Stored rows
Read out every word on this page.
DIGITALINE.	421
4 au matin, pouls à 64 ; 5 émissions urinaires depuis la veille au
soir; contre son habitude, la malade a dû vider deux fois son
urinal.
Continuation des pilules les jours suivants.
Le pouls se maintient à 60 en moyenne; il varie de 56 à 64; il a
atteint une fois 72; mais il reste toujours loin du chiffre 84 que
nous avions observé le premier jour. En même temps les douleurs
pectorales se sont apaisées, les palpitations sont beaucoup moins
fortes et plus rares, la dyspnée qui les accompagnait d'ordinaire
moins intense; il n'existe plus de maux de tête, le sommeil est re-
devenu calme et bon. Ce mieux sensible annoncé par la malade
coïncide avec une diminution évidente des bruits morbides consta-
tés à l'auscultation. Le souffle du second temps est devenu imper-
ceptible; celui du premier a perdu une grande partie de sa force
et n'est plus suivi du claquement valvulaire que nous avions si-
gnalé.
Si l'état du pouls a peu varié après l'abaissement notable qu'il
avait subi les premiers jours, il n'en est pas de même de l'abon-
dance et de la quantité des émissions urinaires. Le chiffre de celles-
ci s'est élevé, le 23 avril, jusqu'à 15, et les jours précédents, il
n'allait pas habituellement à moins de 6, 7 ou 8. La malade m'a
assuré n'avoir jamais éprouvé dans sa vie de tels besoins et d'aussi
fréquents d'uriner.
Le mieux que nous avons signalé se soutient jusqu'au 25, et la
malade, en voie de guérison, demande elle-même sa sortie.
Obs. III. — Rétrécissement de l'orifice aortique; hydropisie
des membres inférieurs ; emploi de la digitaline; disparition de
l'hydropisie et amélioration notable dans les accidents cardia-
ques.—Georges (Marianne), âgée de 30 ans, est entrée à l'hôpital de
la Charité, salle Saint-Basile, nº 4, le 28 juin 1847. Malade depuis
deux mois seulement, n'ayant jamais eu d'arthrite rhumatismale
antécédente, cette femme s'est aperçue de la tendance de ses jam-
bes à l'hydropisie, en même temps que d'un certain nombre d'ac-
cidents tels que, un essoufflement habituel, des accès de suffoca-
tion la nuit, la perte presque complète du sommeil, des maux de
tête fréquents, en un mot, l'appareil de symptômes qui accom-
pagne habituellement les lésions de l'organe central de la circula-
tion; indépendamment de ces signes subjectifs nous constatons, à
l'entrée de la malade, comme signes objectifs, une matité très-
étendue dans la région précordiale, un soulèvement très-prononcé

Exercise task
Output the listing above exactly as it appears.

Output below
Read out every word on this page.
DIGITALINE.	421
4 au matin, pouls à 64 ; 5 émissions urinaires depuis la veille au
soir; contre son habitude, la malade a dû vider deux fois son
urinal.
Continuation des pilules les jours suivants.
Le pouls se maintient à 60 en moyenne; il varie de 56 à 64; il a
atteint une fois 72; mais il reste toujours loin du chiffre 84 que
nous avions observé le premier jour. En même temps les douleurs
pectorales se sont apaisées, les palpitations sont beaucoup moins
fortes et plus rares, la dyspnée qui les accompagnait d'ordinaire
moins intense; il n'existe plus de maux de tête, le sommeil est re-
devenu calme et bon. Ce mieux sensible annoncé par la malade
coïncide avec une diminution évidente des bruits morbides consta-
tés à l'auscultation. Le souffle du second temps est devenu imper-
ceptible; celui du premier a perdu une grande partie de sa force
et n'est plus suivi du claquement valvulaire que nous avions si-
gnalé.
Si l'état du pouls a peu varié après l'abaissement notable qu'il
avait subi les premiers jours, il n'en est pas de même de l'abon-
dance et de la quantité des émissions urinaires. Le chiffre de celles-
ci s'est élevé, le 23 avril, jusqu'à 15, et les jours précédents, il
n'allait pas habituellement à moins de 6, 7 ou 8. La malade m'a
assuré n'avoir jamais éprouvé dans sa vie de tels besoins et d'aussi
fréquents d'uriner.
Le mieux que nous avons signalé se soutient jusqu'au 25, et la
malade, en voie de guérison, demande elle-même sa sortie.
Obs. III. — Rétrécissement de l'orifice aortique; hydropisie
des membres inférieurs ; emploi de la digitaline; disparition de
l'hydropisie et amélioration notable dans les accidents cardia-
ques.—Georges (Marianne), âgée de 30 ans, est entrée à l'hôpital de
la Charité, salle Saint-Basile, nº 4, le 28 juin 1847. Malade depuis
deux mois seulement, n'ayant jamais eu d'arthrite rhumatismale
antécédente, cette femme s'est aperçue de la tendance de ses jam-
bes à l'hydropisie, en même temps que d'un certain nombre d'ac-
cidents tels que, un essoufflement habituel, des accès de suffoca-
tion la nuit, la perte presque complète du sommeil, des maux de
tête fréquents, en un mot, l'appareil de symptômes qui accom-
pagne habituellement les lésions de l'organe central de la circula-
tion; indépendamment de ces signes subjectifs nous constatons, à
l'entrée de la malade, comme signes objectifs, une matité très-
étendue dans la région précordiale, un soulèvement très-prononcé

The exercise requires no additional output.